## START ENTRIES SHOWN

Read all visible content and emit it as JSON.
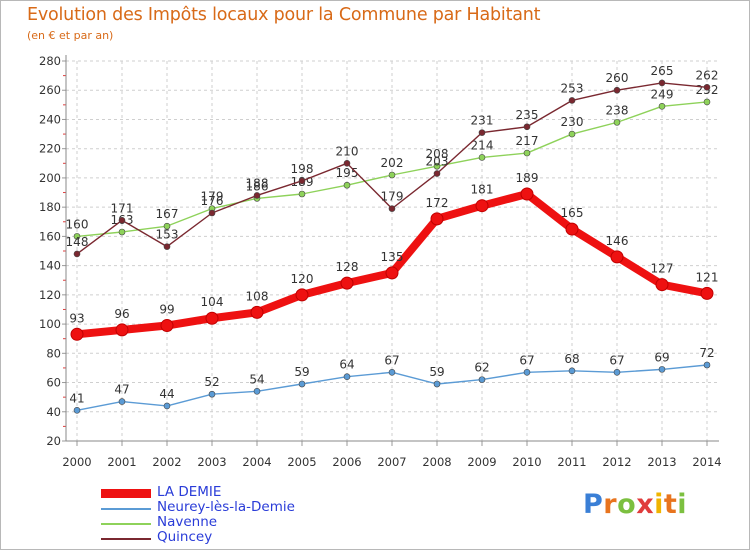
{
  "title": "Evolution des Impôts locaux pour la Commune par Habitant",
  "subtitle": "(en € et par an)",
  "brand": {
    "name": "Proxiti",
    "letters": [
      "P",
      "r",
      "o",
      "x",
      "i",
      "t",
      "i"
    ]
  },
  "chart_data": {
    "type": "line",
    "title": "Evolution des Impôts locaux pour la Commune par Habitant",
    "subtitle": "(en € et par an)",
    "xlabel": "",
    "ylabel": "",
    "ylim": [
      20,
      280
    ],
    "yticks": [
      20,
      40,
      60,
      80,
      100,
      120,
      140,
      160,
      180,
      200,
      220,
      240,
      260,
      280
    ],
    "grid": true,
    "legend_position": "bottom-left",
    "categories": [
      "2000",
      "2001",
      "2002",
      "2003",
      "2004",
      "2005",
      "2006",
      "2007",
      "2008",
      "2009",
      "2010",
      "2011",
      "2012",
      "2013",
      "2014"
    ],
    "series": [
      {
        "name": "LA DEMIE",
        "color": "#ee1111",
        "highlight": true,
        "values": [
          93,
          96,
          99,
          104,
          108,
          120,
          128,
          135,
          172,
          181,
          189,
          165,
          146,
          127,
          121
        ]
      },
      {
        "name": "Neurey-lès-la-Demie",
        "color": "#5b9bd5",
        "values": [
          41,
          47,
          44,
          52,
          54,
          59,
          64,
          67,
          59,
          62,
          67,
          68,
          67,
          69,
          72
        ]
      },
      {
        "name": "Navenne",
        "color": "#8ed25a",
        "values": [
          160,
          163,
          167,
          179,
          186,
          189,
          195,
          202,
          208,
          214,
          217,
          230,
          238,
          249,
          252
        ]
      },
      {
        "name": "Quincey",
        "color": "#7a2830",
        "values": [
          148,
          171,
          153,
          176,
          188,
          198,
          210,
          179,
          203,
          231,
          235,
          253,
          260,
          265,
          262
        ]
      }
    ]
  }
}
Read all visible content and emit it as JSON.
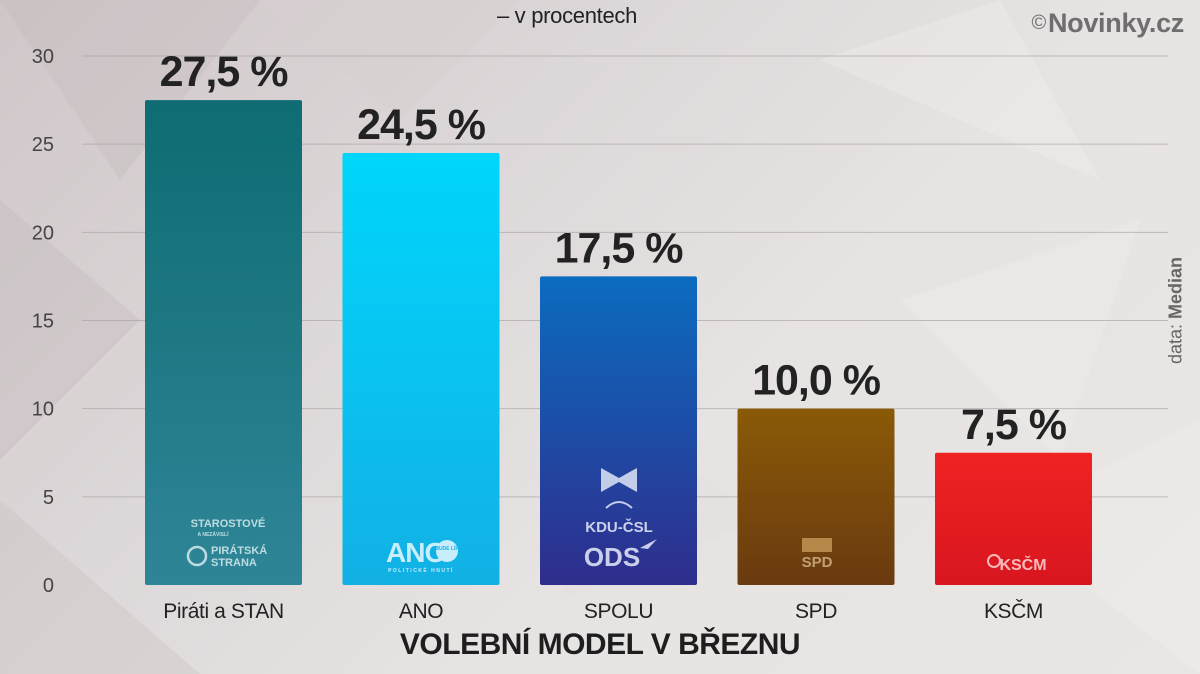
{
  "subtitle": "– v procentech",
  "brand": {
    "copyright": "©",
    "name": "Novinky.cz"
  },
  "source": {
    "prefix": "data: ",
    "name": "Median"
  },
  "x_title": "VOLEBNÍ MODEL V BŘEZNU",
  "colors": {
    "grid": "#a9a2a3",
    "bars": [
      "#1f7a86",
      "#00c4ee",
      "#2b4aa4",
      "#7a4a0c",
      "#e01b22"
    ]
  },
  "logos": {
    "pirati_stan": {
      "line1": "STAROSTOVÉ",
      "line2": "A NEZÁVISLÍ",
      "line3": "PIRÁTSKÁ",
      "line4": "STRANA"
    },
    "ano": {
      "main": "ANO",
      "badge": "BUDE LÍP",
      "sub": "POLITICKÉ HNUTÍ"
    },
    "spolu": {
      "kdu": "KDU-ČSL",
      "ods": "ODS"
    },
    "spd": {
      "text": "SPD"
    },
    "kscm": {
      "text": "KSČM"
    }
  },
  "chart_data": {
    "type": "bar",
    "title": "",
    "subtitle": "– v procentech",
    "xlabel": "VOLEBNÍ MODEL V BŘEZNU",
    "ylabel": "",
    "categories": [
      "Piráti a STAN",
      "ANO",
      "SPOLU",
      "SPD",
      "KSČM"
    ],
    "values": [
      27.5,
      24.5,
      17.5,
      10.0,
      7.5
    ],
    "value_labels": [
      "27,5 %",
      "24,5 %",
      "17,5 %",
      "10,0 %",
      "7,5 %"
    ],
    "yticks": [
      "0",
      "5",
      "10",
      "15",
      "20",
      "25",
      "30"
    ],
    "ylim": [
      0,
      30
    ],
    "grid": true,
    "legend": "none"
  }
}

## END ENTRIES SHOWN

TASK OBJECTIVE: In the data above, how many lines contain the string "locaux"? Answer with the number only.

REPLY: 2